■ TASK
Track down each line that has the word "Medical" and copy it.

■ MATERIAL FOR THIS EXERCISE

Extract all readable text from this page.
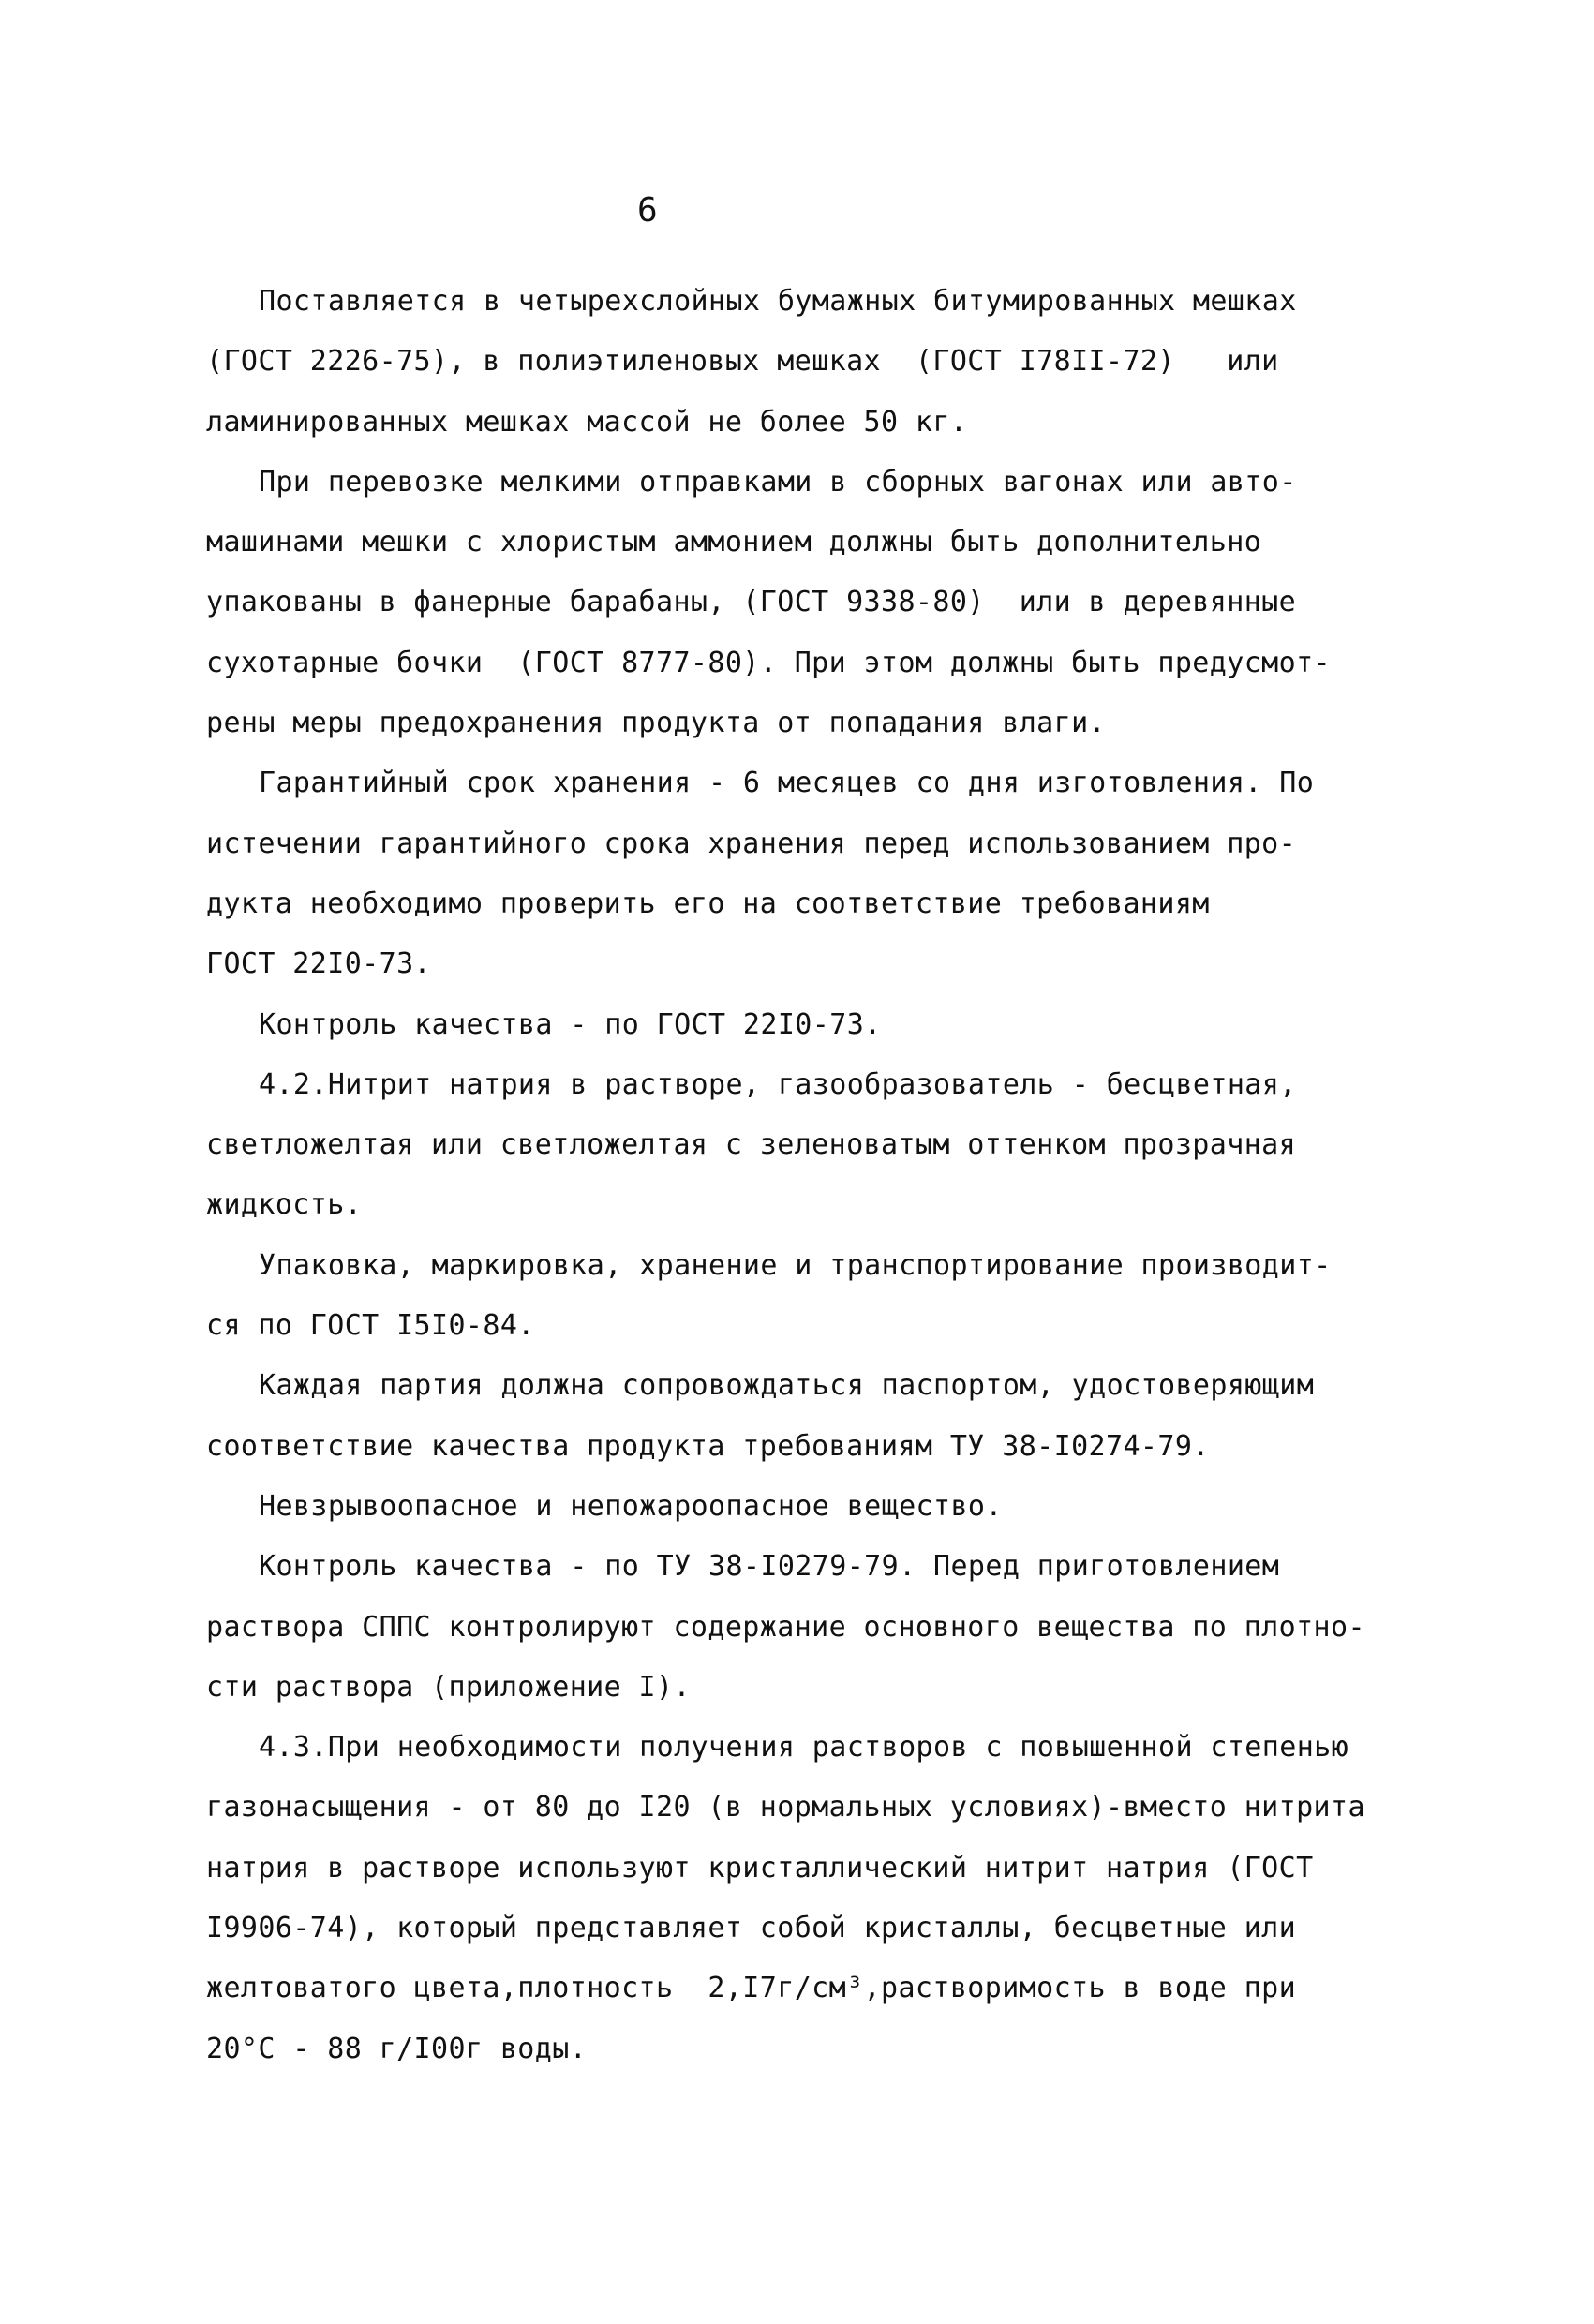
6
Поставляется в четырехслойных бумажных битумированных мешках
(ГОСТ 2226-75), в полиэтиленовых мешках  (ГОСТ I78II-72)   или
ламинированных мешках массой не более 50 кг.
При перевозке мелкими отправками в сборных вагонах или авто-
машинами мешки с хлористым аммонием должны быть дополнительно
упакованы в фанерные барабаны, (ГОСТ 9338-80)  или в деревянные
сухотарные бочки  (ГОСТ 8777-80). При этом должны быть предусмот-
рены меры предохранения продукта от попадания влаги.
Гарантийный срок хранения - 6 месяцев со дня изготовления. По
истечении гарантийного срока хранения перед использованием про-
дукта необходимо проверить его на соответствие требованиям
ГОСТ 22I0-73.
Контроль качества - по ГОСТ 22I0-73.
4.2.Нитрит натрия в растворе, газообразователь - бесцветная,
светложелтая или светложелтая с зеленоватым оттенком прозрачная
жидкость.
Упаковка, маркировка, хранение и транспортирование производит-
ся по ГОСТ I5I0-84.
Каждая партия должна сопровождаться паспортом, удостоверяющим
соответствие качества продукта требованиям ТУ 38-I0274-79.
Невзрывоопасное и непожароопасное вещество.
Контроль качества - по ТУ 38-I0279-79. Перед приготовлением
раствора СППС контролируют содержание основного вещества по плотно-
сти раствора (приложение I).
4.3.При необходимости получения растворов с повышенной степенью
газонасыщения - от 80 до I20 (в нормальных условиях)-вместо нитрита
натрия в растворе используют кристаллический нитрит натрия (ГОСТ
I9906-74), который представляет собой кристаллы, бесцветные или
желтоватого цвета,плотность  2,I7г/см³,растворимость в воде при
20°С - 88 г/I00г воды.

---

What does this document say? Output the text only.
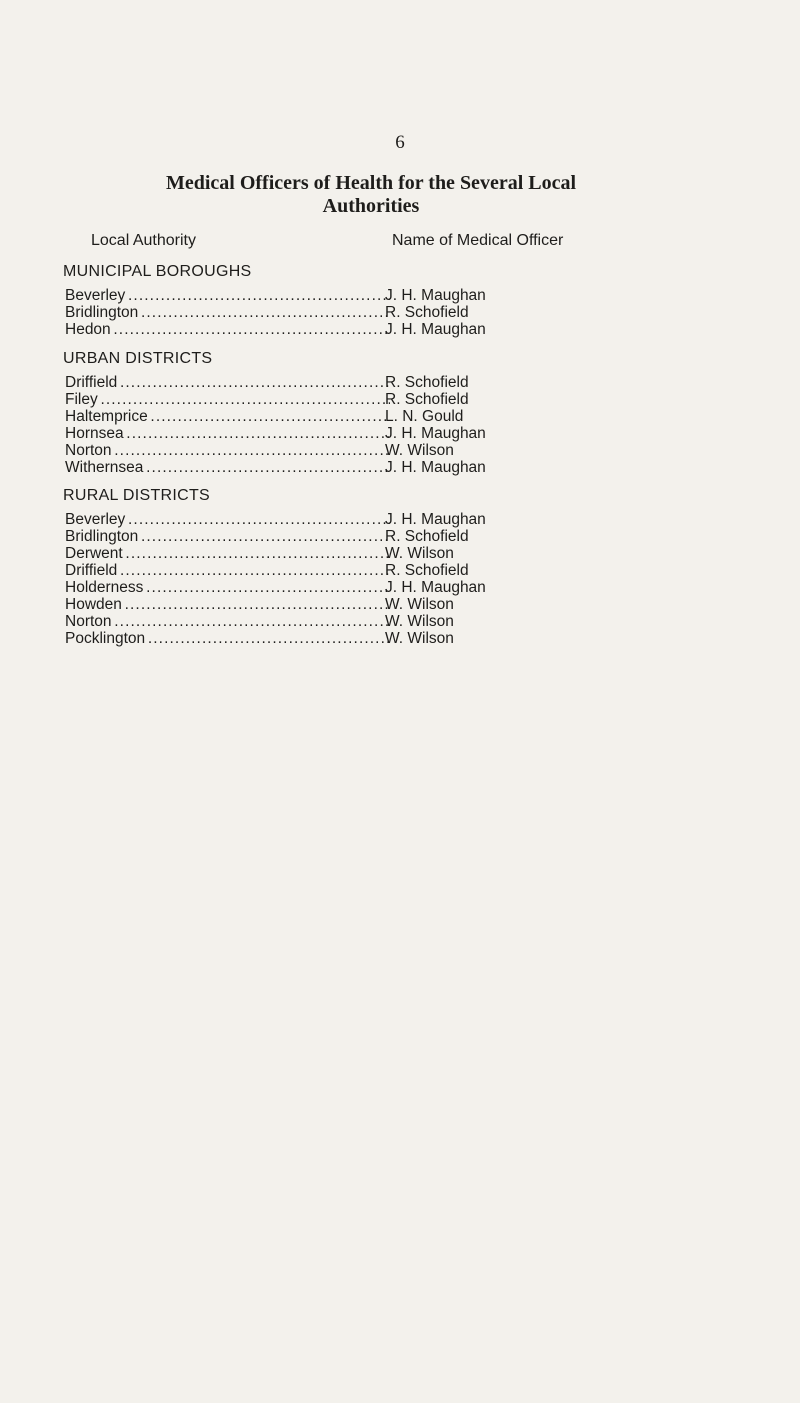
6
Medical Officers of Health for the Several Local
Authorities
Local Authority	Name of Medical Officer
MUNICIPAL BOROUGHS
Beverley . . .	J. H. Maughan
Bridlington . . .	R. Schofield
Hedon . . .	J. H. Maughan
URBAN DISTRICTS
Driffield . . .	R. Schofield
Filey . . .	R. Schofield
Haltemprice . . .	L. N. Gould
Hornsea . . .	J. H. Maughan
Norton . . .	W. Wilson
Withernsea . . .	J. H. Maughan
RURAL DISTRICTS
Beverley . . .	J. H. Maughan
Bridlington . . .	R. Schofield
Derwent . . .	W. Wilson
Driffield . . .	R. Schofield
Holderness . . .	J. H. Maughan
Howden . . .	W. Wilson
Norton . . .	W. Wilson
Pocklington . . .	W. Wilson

---

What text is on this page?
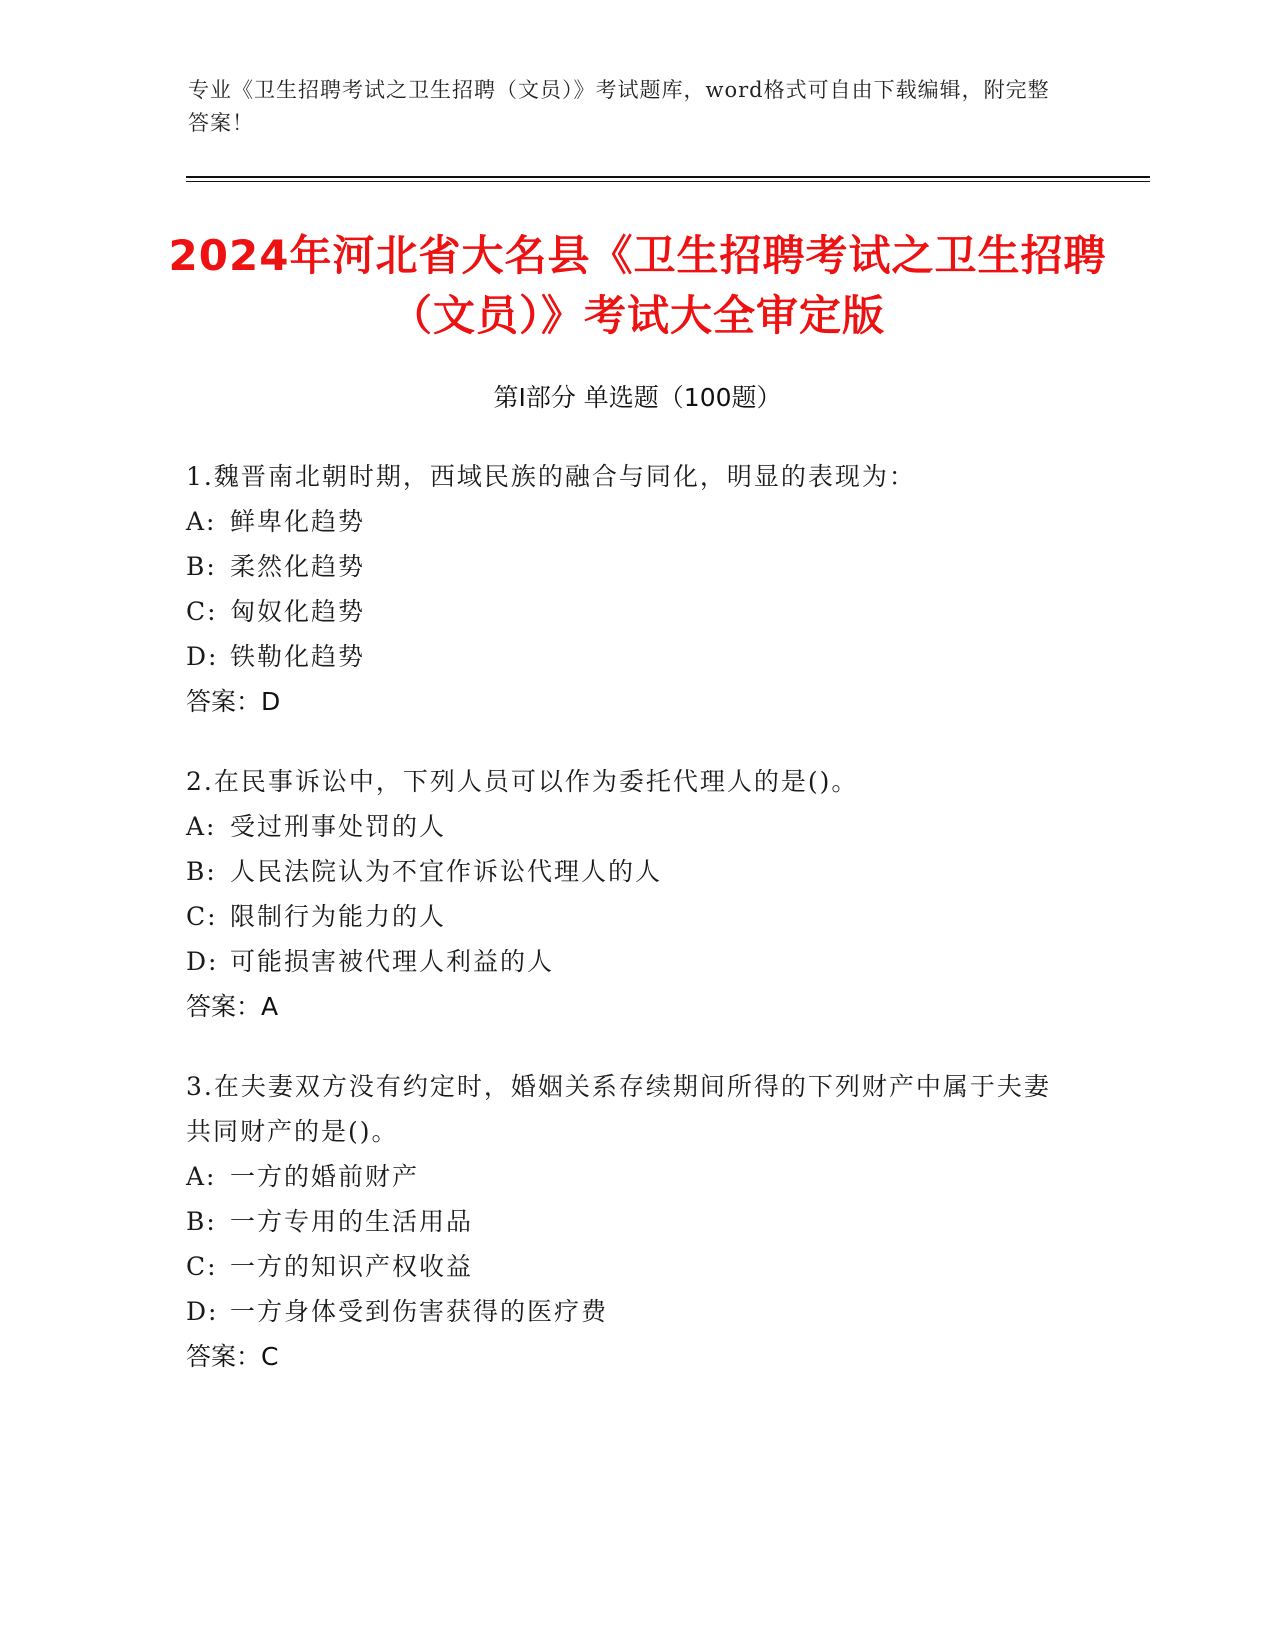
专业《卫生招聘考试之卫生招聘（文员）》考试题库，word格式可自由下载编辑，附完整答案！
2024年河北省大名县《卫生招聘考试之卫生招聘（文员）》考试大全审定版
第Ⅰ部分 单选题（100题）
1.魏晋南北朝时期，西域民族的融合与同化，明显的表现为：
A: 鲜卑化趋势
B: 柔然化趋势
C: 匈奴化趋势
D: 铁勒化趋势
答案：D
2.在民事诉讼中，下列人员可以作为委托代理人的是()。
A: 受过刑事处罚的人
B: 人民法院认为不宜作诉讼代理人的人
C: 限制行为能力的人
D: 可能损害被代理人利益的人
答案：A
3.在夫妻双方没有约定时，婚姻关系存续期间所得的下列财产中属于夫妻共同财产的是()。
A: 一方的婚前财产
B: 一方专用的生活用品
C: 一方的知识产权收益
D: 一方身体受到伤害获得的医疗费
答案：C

■ TASK ANSWER
Medical Officers of Health for the Several Local
Local Authority	Name of Medical Officer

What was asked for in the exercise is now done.